Each line that includes the word "frustrated" counts once; give the total and nothing more.

◇ ◇ ◇ ◇ ◇ ◇ ◇

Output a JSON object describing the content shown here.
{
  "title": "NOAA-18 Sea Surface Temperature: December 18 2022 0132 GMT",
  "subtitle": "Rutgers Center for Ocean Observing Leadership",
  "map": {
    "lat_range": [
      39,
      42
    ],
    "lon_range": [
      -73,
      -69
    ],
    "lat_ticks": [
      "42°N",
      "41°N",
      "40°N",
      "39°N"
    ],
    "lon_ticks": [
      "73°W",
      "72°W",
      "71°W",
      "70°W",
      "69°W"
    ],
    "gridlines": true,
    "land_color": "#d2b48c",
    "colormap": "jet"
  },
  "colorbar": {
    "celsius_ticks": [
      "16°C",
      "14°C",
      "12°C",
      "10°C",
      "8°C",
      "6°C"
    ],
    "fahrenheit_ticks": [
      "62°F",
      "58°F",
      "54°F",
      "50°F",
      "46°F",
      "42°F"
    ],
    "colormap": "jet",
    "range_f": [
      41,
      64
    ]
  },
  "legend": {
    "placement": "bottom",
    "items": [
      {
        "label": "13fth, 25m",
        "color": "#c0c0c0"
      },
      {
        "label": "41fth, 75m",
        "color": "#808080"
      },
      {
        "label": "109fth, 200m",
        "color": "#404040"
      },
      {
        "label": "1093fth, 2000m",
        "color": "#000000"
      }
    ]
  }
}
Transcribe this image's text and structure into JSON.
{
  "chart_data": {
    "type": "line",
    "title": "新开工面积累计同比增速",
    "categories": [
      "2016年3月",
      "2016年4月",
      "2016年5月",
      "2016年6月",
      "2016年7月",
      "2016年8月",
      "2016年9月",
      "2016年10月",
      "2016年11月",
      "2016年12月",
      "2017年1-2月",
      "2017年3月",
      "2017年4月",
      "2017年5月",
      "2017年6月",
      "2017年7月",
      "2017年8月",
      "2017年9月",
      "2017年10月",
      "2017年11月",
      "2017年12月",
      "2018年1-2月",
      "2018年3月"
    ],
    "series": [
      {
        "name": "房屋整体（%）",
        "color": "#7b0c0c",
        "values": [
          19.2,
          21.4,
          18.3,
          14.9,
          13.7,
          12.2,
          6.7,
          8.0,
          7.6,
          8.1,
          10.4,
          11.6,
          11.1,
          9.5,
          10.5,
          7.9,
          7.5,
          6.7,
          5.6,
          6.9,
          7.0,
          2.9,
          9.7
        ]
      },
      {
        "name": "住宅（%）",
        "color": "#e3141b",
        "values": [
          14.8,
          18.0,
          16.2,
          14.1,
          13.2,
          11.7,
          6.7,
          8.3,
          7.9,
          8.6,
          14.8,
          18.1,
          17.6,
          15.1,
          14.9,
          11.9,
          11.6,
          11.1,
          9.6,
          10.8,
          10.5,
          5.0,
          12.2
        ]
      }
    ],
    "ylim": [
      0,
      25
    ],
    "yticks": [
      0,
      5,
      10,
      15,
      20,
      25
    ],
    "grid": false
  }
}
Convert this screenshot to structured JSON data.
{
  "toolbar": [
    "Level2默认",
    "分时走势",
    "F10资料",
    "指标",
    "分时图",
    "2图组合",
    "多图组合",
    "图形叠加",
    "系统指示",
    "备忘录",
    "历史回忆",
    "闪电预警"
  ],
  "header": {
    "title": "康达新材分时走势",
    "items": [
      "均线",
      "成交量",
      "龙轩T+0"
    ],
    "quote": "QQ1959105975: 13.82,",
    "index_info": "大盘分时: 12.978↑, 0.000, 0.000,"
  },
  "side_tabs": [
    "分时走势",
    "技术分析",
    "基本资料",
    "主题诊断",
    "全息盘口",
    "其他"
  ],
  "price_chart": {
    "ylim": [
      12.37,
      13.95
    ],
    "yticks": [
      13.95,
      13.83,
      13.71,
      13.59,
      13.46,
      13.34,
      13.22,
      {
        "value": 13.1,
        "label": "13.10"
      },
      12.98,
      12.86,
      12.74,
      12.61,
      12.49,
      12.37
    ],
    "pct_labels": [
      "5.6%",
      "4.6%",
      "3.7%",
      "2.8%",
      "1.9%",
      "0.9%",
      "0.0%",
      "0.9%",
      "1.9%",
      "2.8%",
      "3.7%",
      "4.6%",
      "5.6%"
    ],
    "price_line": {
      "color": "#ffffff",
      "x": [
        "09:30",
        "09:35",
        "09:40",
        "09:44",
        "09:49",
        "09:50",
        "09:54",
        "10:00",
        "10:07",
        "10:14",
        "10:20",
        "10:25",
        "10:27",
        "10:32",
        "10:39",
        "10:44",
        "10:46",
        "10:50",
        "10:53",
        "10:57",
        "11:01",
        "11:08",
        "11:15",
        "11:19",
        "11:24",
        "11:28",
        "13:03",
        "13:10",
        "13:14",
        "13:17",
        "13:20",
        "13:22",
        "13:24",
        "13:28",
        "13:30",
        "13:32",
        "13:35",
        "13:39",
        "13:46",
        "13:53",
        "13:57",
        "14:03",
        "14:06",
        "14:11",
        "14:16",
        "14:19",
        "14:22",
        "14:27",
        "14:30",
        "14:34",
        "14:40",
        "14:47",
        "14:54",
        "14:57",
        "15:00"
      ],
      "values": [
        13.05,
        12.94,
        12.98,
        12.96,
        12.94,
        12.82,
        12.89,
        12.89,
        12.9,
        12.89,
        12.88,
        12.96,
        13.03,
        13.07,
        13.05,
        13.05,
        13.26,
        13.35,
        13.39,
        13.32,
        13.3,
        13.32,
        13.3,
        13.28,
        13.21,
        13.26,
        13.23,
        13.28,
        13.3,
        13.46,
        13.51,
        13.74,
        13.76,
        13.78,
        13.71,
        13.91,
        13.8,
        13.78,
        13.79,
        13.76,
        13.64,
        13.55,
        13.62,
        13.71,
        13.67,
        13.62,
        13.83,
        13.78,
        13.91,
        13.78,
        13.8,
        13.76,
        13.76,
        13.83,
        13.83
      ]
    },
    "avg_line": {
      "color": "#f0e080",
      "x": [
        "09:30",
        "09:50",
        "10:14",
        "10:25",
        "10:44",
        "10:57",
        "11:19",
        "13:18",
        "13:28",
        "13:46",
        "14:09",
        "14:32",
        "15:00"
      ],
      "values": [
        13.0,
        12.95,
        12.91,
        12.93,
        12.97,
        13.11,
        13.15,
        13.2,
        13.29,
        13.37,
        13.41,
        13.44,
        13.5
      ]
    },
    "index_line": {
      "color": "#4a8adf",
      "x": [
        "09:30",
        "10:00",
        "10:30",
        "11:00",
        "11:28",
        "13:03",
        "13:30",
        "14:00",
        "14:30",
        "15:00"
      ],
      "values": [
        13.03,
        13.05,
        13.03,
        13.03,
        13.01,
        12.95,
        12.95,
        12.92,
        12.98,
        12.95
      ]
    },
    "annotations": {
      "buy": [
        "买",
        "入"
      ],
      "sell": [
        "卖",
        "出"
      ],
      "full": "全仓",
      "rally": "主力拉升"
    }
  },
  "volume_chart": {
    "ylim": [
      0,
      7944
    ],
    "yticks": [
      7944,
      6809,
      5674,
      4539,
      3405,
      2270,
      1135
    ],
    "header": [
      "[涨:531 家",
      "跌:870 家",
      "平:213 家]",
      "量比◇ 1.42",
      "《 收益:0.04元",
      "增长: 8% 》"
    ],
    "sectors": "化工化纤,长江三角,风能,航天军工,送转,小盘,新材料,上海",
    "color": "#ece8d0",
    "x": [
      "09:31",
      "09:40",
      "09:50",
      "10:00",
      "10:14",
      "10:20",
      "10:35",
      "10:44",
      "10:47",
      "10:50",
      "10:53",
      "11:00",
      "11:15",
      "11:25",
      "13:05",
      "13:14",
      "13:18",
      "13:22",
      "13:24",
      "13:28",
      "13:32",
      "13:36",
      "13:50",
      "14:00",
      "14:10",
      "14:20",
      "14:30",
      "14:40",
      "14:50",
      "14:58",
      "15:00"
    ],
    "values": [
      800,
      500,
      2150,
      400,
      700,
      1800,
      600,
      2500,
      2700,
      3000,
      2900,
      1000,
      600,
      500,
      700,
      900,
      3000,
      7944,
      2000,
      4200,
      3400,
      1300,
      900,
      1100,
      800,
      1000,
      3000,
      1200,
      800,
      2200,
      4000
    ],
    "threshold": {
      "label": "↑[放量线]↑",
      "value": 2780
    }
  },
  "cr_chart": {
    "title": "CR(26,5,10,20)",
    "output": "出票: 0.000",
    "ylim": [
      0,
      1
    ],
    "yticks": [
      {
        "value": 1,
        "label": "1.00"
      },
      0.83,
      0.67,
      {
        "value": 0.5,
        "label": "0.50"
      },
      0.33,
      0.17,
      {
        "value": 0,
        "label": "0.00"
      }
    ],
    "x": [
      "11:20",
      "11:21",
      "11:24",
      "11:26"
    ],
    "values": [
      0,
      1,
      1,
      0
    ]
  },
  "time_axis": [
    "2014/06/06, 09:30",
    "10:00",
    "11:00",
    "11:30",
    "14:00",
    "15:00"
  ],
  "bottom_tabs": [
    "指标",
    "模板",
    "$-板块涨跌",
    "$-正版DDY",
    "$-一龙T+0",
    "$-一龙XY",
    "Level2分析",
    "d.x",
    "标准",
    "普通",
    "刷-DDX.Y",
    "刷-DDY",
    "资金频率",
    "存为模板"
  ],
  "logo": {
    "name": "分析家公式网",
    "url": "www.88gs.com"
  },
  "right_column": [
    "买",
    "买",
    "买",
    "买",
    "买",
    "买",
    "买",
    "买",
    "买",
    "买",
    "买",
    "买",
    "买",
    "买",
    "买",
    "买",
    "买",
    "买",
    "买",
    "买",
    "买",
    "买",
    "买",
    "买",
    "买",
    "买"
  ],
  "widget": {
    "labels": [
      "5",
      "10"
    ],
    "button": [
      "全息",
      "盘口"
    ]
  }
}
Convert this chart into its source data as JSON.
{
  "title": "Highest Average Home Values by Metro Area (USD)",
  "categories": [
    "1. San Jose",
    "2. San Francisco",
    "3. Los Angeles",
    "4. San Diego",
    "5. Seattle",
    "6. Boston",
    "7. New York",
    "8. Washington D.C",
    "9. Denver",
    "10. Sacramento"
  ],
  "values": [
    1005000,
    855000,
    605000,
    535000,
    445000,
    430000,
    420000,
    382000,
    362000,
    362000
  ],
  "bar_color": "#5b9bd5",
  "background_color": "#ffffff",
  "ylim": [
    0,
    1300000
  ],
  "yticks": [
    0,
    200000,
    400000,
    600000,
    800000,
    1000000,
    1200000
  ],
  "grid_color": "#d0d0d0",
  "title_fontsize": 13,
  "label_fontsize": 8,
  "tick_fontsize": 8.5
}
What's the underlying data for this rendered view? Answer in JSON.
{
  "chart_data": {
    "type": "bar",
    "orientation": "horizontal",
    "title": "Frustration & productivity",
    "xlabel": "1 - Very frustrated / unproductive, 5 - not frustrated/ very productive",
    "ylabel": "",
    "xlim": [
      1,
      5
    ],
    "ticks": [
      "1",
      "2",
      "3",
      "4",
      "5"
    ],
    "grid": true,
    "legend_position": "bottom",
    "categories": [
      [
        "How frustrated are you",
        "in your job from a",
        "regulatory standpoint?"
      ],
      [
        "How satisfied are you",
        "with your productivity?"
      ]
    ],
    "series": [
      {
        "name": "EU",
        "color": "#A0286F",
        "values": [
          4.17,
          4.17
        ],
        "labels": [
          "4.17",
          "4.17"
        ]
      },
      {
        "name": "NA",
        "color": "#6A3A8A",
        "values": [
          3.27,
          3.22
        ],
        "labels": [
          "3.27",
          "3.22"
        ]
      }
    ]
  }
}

◇ ◇ ◇ ◇ ◇ ◇ ◇

▸ **COMPLETE OUTPUT**:
2